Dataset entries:

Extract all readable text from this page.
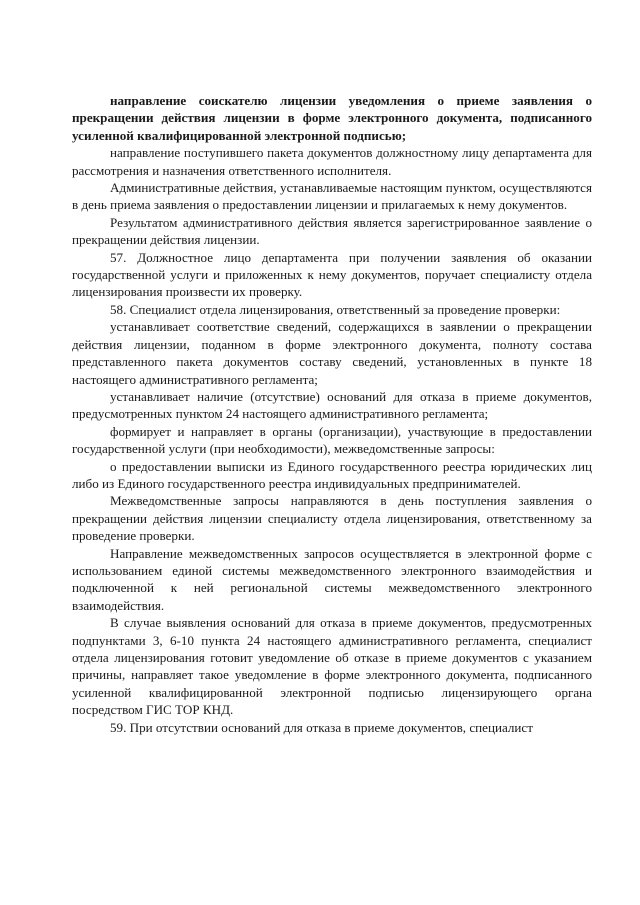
направление соискателю лицензии уведомления о приеме заявления о прекращении действия лицензии в форме электронного документа, подписанного усиленной квалифицированной электронной подписью;

направление поступившего пакета документов должностному лицу департамента для рассмотрения и назначения ответственного исполнителя.

Административные действия, устанавливаемые настоящим пунктом, осуществляются в день приема заявления о предоставлении лицензии и прилагаемых к нему документов.

Результатом административного действия является зарегистрированное заявление о прекращении действия лицензии.

57. Должностное лицо департамента при получении заявления об оказании государственной услуги и приложенных к нему документов, поручает специалисту отдела лицензирования произвести их проверку.

58. Специалист отдела лицензирования, ответственный за проведение проверки:

устанавливает соответствие сведений, содержащихся в заявлении о прекращении действия лицензии, поданном в форме электронного документа, полноту состава представленного пакета документов составу сведений, установленных в пункте 18 настоящего административного регламента;

устанавливает наличие (отсутствие) оснований для отказа в приеме документов, предусмотренных пунктом 24 настоящего административного регламента;

формирует и направляет в органы (организации), участвующие в предоставлении государственной услуги (при необходимости), межведомственные запросы:

о предоставлении выписки из Единого государственного реестра юридических лиц либо из Единого государственного реестра индивидуальных предпринимателей.

Межведомственные запросы направляются в день поступления заявления о прекращении действия лицензии специалисту отдела лицензирования, ответственному за проведение проверки.

Направление межведомственных запросов осуществляется в электронной форме с использованием единой системы межведомственного электронного взаимодействия и подключенной к ней региональной системы межведомственного электронного взаимодействия.

В случае выявления оснований для отказа в приеме документов, предусмотренных подпунктами 3, 6-10 пункта 24 настоящего административного регламента, специалист отдела лицензирования готовит уведомление об отказе в приеме документов с указанием причины, направляет такое уведомление в форме электронного документа, подписанного усиленной квалифицированной электронной подписью лицензирующего органа посредством ГИС ТОР КНД.

59. При отсутствии оснований для отказа в приеме документов, специалист
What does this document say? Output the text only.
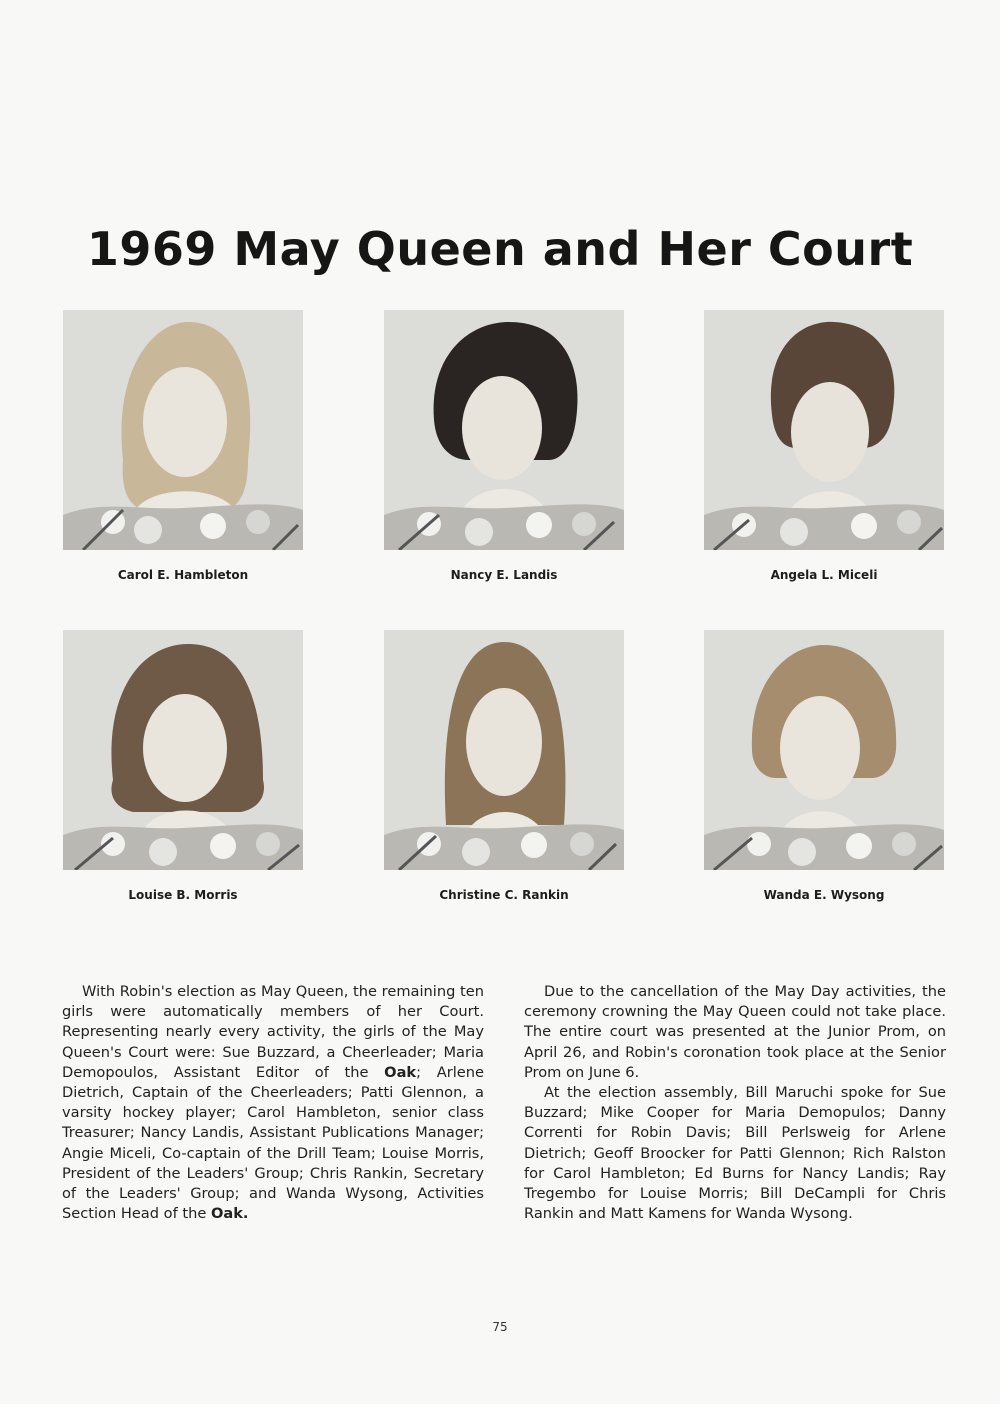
1969 May Queen and Her Court
Carol E. Hambleton	Nancy E. Landis	Angela L. Miceli
Louise B. Morris	Christine C. Rankin	Wanda E. Wysong

With Robin's election as May Queen, the remaining ten girls were automatically members of her Court. Representing nearly every activity, the girls of the May Queen's Court were: Sue Buzzard, a Cheerleader; Maria Demopoulos, Assistant Editor of the Oak; Arlene Dietrich, Captain of the Cheerleaders; Patti Glennon, a varsity hockey player; Carol Hambleton, senior class Treasurer; Nancy Landis, Assistant Publications Manager; Angie Miceli, Co-captain of the Drill Team; Louise Morris, President of the Leaders' Group; Chris Rankin, Secretary of the Leaders' Group; and Wanda Wysong, Activities Section Head of the Oak.

Due to the cancellation of the May Day activities, the ceremony crowning the May Queen could not take place. The entire court was presented at the Junior Prom, on April 26, and Robin's coronation took place at the Senior Prom on June 6.

At the election assembly, Bill Maruchi spoke for Sue Buzzard; Mike Cooper for Maria Demopulos; Danny Correnti for Robin Davis; Bill Perlsweig for Arlene Dietrich; Geoff Broocker for Patti Glennon; Rich Ralston for Carol Hambleton; Ed Burns for Nancy Landis; Ray Tregembo for Louise Morris; Bill DeCampli for Chris Rankin and Matt Kamens for Wanda Wysong.

75
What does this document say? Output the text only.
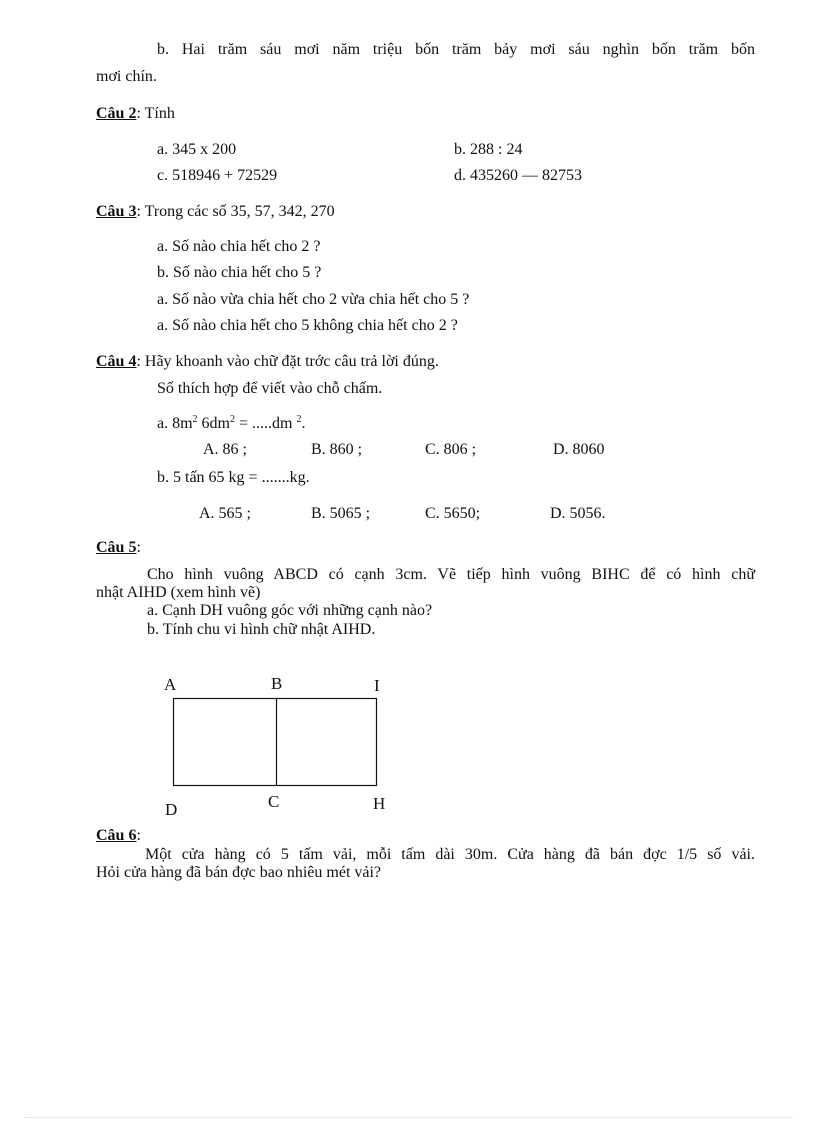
b. Hai trăm sáu mơi năm triệu bốn trăm bảy mơi sáu nghìn bốn trăm bốn
mơi chín.
Câu 2: Tính
a. 345 x 200	b. 288 : 24
c. 518946 + 72529	d. 435260 — 82753
Câu 3: Trong các số 35, 57, 342, 270
a. Số nào chia hết cho 2 ?
b. Số nào chia hết cho 5 ?
a. Số nào vừa chia hết cho 2 vừa chia hết cho 5 ?
a. Số nào chia hết cho 5 không chia hết cho 2 ?
Câu 4: Hãy khoanh vào chữ đặt trớc câu trả lời đúng.
Số thích hợp để viết vào chỗ chấm.
a. $8m^2$ $6dm^2 = .....dm$ $^2$.
A. 86 ;	B. 860 ;	C. 806 ;	D. 8060
b. 5 tấn 65 kg = .......kg.
A. 565 ;	B. 5065 ;	C. 5650;	D. 5056.
Câu 5:
Cho hình vuông ABCD có cạnh 3cm. Vẽ tiếp hình vuông BIHC để có hình chữ
nhật AIHD (xem hình vẽ)
a. Cạnh DH vuông góc với những cạnh nào?
b. Tính chu vi hình chữ nhật AIHD.
A	B	I
D	C	H
Câu 6:
Một cửa hàng có 5 tấm vải, mỗi tấm dài 30m. Cửa hàng đã bán đợc 1/5 số vải.
Hỏi cửa hàng đã bán đợc bao nhiêu mét vải?
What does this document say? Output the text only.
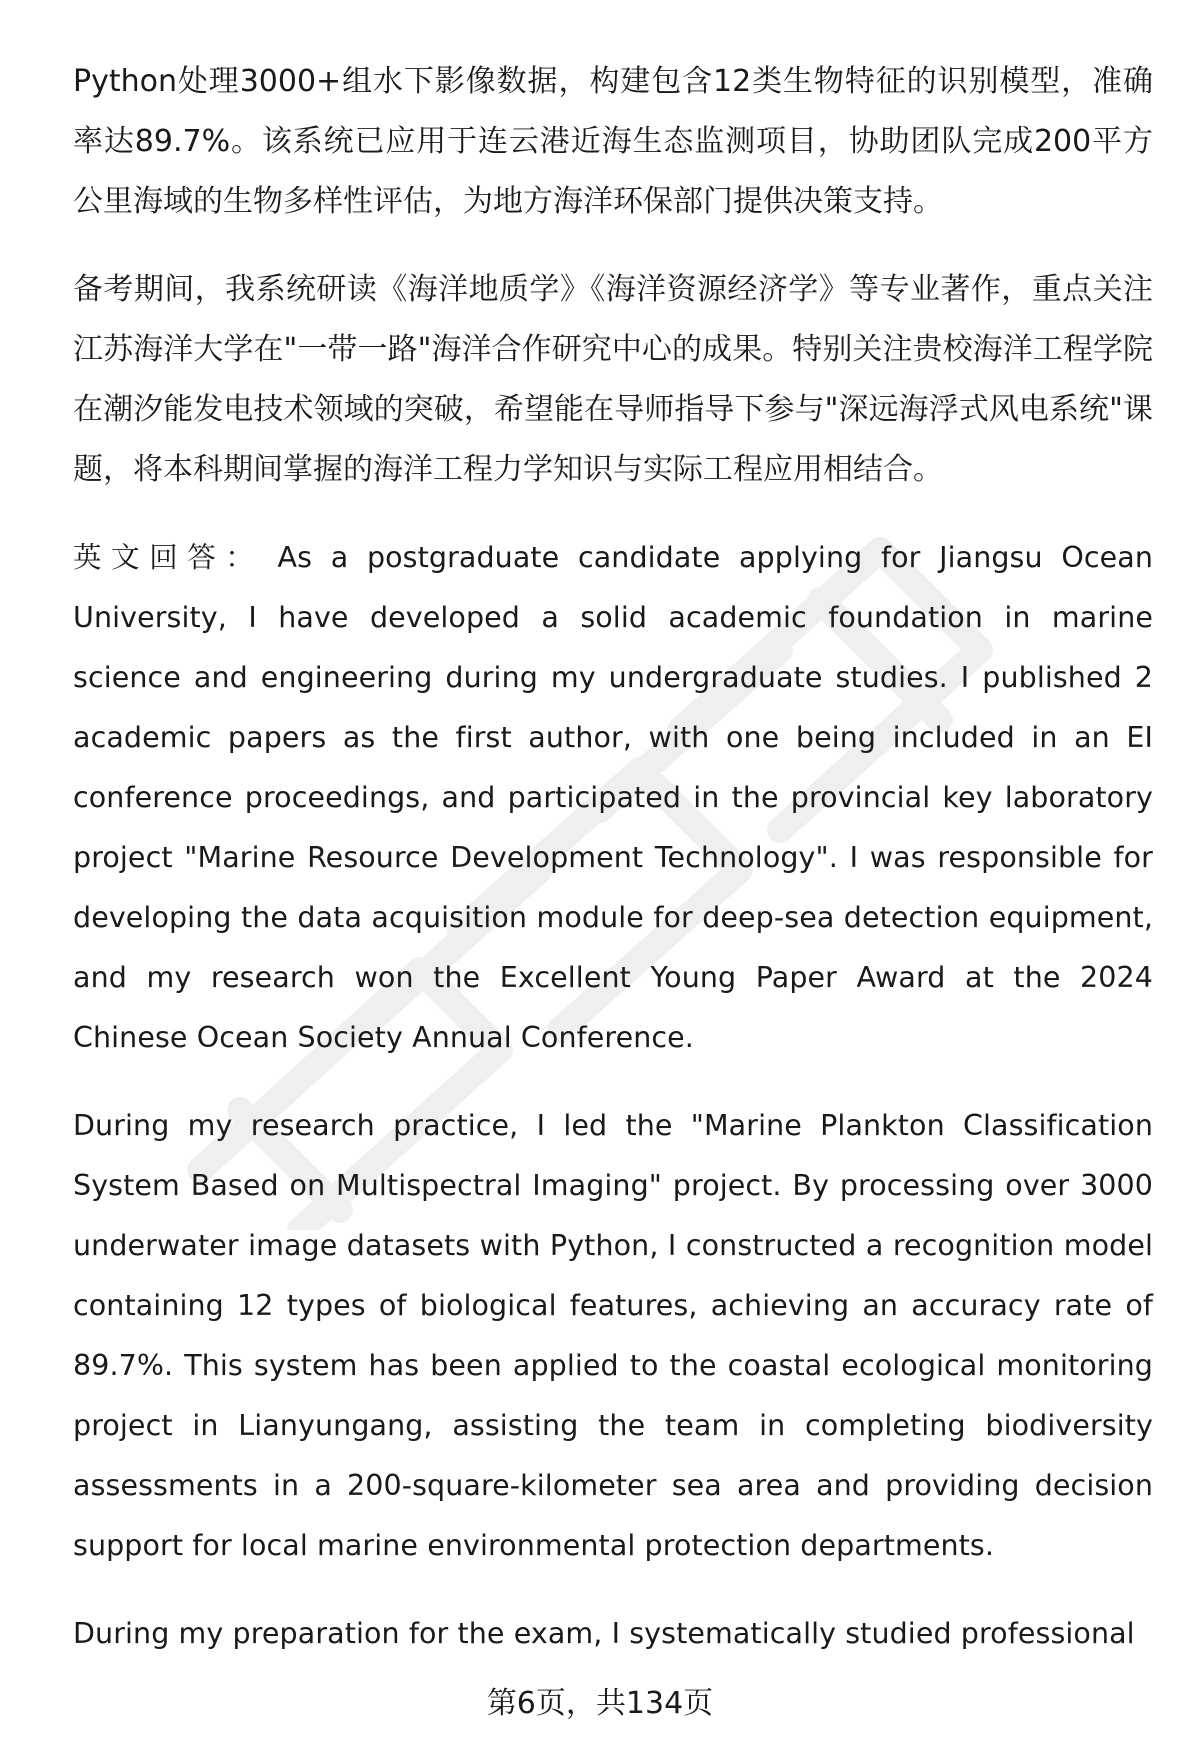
Python处理3000+组水下影像数据，构建包含12类生物特征的识别模型，准确率达89.7%。该系统已应用于连云港近海生态监测项目，协助团队完成200平方公里海域的生物多样性评估，为地方海洋环保部门提供决策支持。

备考期间，我系统研读《海洋地质学》《海洋资源经济学》等专业著作，重点关注江苏海洋大学在"一带一路"海洋合作研究中心的成果。特别关注贵校海洋工程学院在潮汐能发电技术领域的突破，希望能在导师指导下参与"深远海浮式风电系统"课题，将本科期间掌握的海洋工程力学知识与实际工程应用相结合。

英文回答： As a postgraduate candidate applying for Jiangsu Ocean University, I have developed a solid academic foundation in marine science and engineering during my undergraduate studies. I published 2 academic papers as the first author, with one being included in an EI conference proceedings, and participated in the provincial key laboratory project "Marine Resource Development Technology". I was responsible for developing the data acquisition module for deep-sea detection equipment, and my research won the Excellent Young Paper Award at the 2024 Chinese Ocean Society Annual Conference.

During my research practice, I led the "Marine Plankton Classification System Based on Multispectral Imaging" project. By processing over 3000 underwater image datasets with Python, I constructed a recognition model containing 12 types of biological features, achieving an accuracy rate of 89.7%. This system has been applied to the coastal ecological monitoring project in Lianyungang, assisting the team in completing biodiversity assessments in a 200-square-kilometer sea area and providing decision support for local marine environmental protection departments.

During my preparation for the exam, I systematically studied professional

第6页，共134页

◆ PROMPT
Write the listing above out again exactly, dropping each image.

◆ SOLVED PROBLEM
Extract all readable text from this page.
направление соискателю лицензии уведомления о приеме заявления о прекращении действия лицензии в форме электронного документа, подписанного усиленной квалифицированной электронной подписью;

направление поступившего пакета документов должностному лицу департамента для рассмотрения и назначения ответственного исполнителя.

Административные действия, устанавливаемые настоящим пунктом, осуществляются в день приема заявления о предоставлении лицензии и прилагаемых к нему документов.

Результатом административного действия является зарегистрированное заявление о прекращении действия лицензии.

57. Должностное лицо департамента при получении заявления об оказании государственной услуги и приложенных к нему документов, поручает специалисту отдела лицензирования произвести их проверку.

58. Специалист отдела лицензирования, ответственный за проведение проверки:

устанавливает соответствие сведений, содержащихся в заявлении о прекращении действия лицензии, поданном в форме электронного документа, полноту состава представленного пакета документов составу сведений, установленных в пункте 18 настоящего административного регламента;

устанавливает наличие (отсутствие) оснований для отказа в приеме документов, предусмотренных пунктом 24 настоящего административного регламента;

формирует и направляет в органы (организации), участвующие в предоставлении государственной услуги (при необходимости), межведомственные запросы:

о предоставлении выписки из Единого государственного реестра юридических лиц либо из Единого государственного реестра индивидуальных предпринимателей.

Межведомственные запросы направляются в день поступления заявления о прекращении действия лицензии специалисту отдела лицензирования, ответственному за проведение проверки.

Направление межведомственных запросов осуществляется в электронной форме с использованием единой системы межведомственного электронного взаимодействия и подключенной к ней региональной системы межведомственного электронного взаимодействия.

В случае выявления оснований для отказа в приеме документов, предусмотренных подпунктами 3, 6-10 пункта 24 настоящего административного регламента, специалист отдела лицензирования готовит уведомление об отказе в приеме документов с указанием причины, направляет такое уведомление в форме электронного документа, подписанного усиленной квалифицированной электронной подписью лицензирующего органа посредством ГИС ТОР КНД.

59. При отсутствии оснований для отказа в приеме документов, специалист
What does this document say? Output the text only.
1969 May Queen and Her Court
Carol E. Hambleton	Nancy E. Landis	Angela L. Miceli
Louise B. Morris	Christine C. Rankin	Wanda E. Wysong

With Robin's election as May Queen, the remaining ten girls were automatically members of her Court. Representing nearly every activity, the girls of the May Queen's Court were: Sue Buzzard, a Cheerleader; Maria Demopoulos, Assistant Editor of the Oak; Arlene Dietrich, Captain of the Cheerleaders; Patti Glennon, a varsity hockey player; Carol Hambleton, senior class Treasurer; Nancy Landis, Assistant Publications Manager; Angie Miceli, Co-captain of the Drill Team; Louise Morris, President of the Leaders' Group; Chris Rankin, Secretary of the Leaders' Group; and Wanda Wysong, Activities Section Head of the Oak.

Due to the cancellation of the May Day activities, the ceremony crowning the May Queen could not take place. The entire court was presented at the Junior Prom, on April 26, and Robin's coronation took place at the Senior Prom on June 6.

At the election assembly, Bill Maruchi spoke for Sue Buzzard; Mike Cooper for Maria Demopulos; Danny Correnti for Robin Davis; Bill Perlsweig for Arlene Dietrich; Geoff Broocker for Patti Glennon; Rich Ralston for Carol Hambleton; Ed Burns for Nancy Landis; Ray Tregembo for Louise Morris; Bill DeCampli for Chris Rankin and Matt Kamens for Wanda Wysong.

75
What does this document say? Output the text only.
b. Hai trăm sáu mơi năm triệu bốn trăm bảy mơi sáu nghìn bốn trăm bốn
mơi chín.
Câu 2: Tính
a. 345 x 200	b. 288 : 24
c. 518946 + 72529	d. 435260 — 82753
Câu 3: Trong các số 35, 57, 342, 270
a. Số nào chia hết cho 2 ?
b. Số nào chia hết cho 5 ?
a. Số nào vừa chia hết cho 2 vừa chia hết cho 5 ?
a. Số nào chia hết cho 5 không chia hết cho 2 ?
Câu 4: Hãy khoanh vào chữ đặt trớc câu trả lời đúng.
Số thích hợp để viết vào chỗ chấm.
a. $8m^2$ $6dm^2 = .....dm$ $^2$.
A. 86 ;	B. 860 ;	C. 806 ;	D. 8060
b. 5 tấn 65 kg = .......kg.
A. 565 ;	B. 5065 ;	C. 5650;	D. 5056.
Câu 5:
Cho hình vuông ABCD có cạnh 3cm. Vẽ tiếp hình vuông BIHC để có hình chữ
nhật AIHD (xem hình vẽ)
a. Cạnh DH vuông góc với những cạnh nào?
b. Tính chu vi hình chữ nhật AIHD.
A	B	I
D	C	H
Câu 6:
Một cửa hàng có 5 tấm vải, mỗi tấm dài 30m. Cửa hàng đã bán đợc 1/5 số vải.
Hỏi cửa hàng đã bán đợc bao nhiêu mét vải?
What does this document say? Output the text only.
Python处理3000+组水下影像数据，构建包含12类生物特征的识别模型，准确率达89.7%。该系统已应用于连云港近海生态监测项目，协助团队完成200平方公里海域的生物多样性评估，为地方海洋环保部门提供决策支持。

备考期间，我系统研读《海洋地质学》《海洋资源经济学》等专业著作，重点关注江苏海洋大学在"一带一路"海洋合作研究中心的成果。特别关注贵校海洋工程学院在潮汐能发电技术领域的突破，希望能在导师指导下参与"深远海浮式风电系统"课题，将本科期间掌握的海洋工程力学知识与实际工程应用相结合。

英文回答： As a postgraduate candidate applying for Jiangsu Ocean University, I have developed a solid academic foundation in marine science and engineering during my undergraduate studies. I published 2 academic papers as the first author, with one being included in an EI conference proceedings, and participated in the provincial key laboratory project "Marine Resource Development Technology". I was responsible for developing the data acquisition module for deep-sea detection equipment, and my research won the Excellent Young Paper Award at the 2024 Chinese Ocean Society Annual Conference.

During my research practice, I led the "Marine Plankton Classification System Based on Multispectral Imaging" project. By processing over 3000 underwater image datasets with Python, I constructed a recognition model containing 12 types of biological features, achieving an accuracy rate of 89.7%. This system has been applied to the coastal ecological monitoring project in Lianyungang, assisting the team in completing biodiversity assessments in a 200-square-kilometer sea area and providing decision support for local marine environmental protection departments.

During my preparation for the exam, I systematically studied professional

第6页，共134页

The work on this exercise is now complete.